| Problem requirements |
Please report every line in the entries that contains the string "genlarning".

[Provided material]

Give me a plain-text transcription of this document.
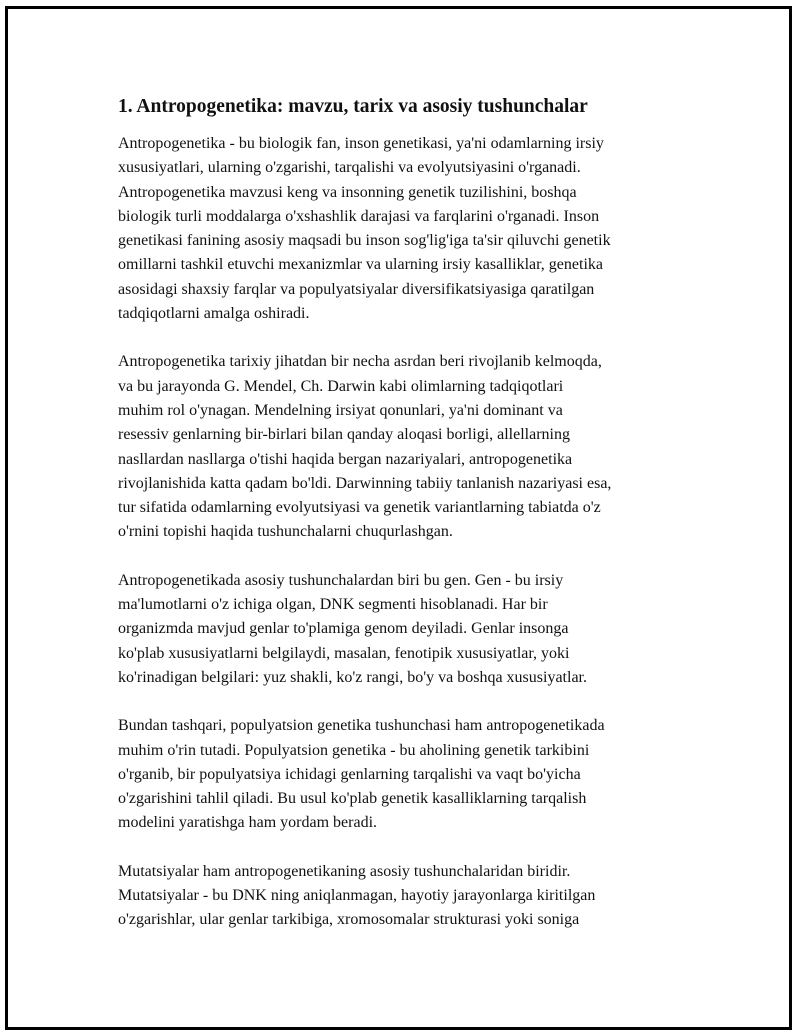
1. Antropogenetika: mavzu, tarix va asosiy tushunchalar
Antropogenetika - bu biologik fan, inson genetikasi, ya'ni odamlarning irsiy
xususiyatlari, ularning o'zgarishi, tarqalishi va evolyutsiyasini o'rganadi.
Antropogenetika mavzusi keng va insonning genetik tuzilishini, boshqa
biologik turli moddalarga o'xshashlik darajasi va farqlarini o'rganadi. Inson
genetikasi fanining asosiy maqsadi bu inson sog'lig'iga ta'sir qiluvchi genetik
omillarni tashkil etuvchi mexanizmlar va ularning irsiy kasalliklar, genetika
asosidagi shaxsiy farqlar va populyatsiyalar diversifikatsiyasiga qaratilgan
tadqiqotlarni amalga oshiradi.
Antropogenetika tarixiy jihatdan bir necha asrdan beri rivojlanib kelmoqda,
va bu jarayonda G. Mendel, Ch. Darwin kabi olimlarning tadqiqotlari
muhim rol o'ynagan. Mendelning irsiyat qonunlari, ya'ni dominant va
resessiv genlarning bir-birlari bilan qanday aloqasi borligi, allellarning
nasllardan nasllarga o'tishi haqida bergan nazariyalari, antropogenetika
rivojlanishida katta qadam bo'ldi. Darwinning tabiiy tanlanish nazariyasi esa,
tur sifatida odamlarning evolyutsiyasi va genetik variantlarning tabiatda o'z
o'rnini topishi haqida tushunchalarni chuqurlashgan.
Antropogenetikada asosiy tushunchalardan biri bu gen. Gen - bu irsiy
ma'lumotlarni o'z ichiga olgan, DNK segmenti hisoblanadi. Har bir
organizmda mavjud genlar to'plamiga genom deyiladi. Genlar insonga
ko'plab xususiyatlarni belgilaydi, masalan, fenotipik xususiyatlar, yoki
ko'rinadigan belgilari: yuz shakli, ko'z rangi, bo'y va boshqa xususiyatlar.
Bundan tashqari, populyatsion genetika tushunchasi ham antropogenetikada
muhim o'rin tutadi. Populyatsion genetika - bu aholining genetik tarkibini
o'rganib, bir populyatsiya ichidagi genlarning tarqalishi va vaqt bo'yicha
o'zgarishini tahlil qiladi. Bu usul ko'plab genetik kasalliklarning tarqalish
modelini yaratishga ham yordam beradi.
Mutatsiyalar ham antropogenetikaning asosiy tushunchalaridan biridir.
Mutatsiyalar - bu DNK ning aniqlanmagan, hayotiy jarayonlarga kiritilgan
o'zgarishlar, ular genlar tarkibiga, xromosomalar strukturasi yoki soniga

[/Provided material]

| Answer area |
resessiv genlarning bir-birlari bilan qanday aloqasi borligi, allellarning
o'rganib, bir populyatsiya ichidagi genlarning tarqalishi va vaqt bo'yicha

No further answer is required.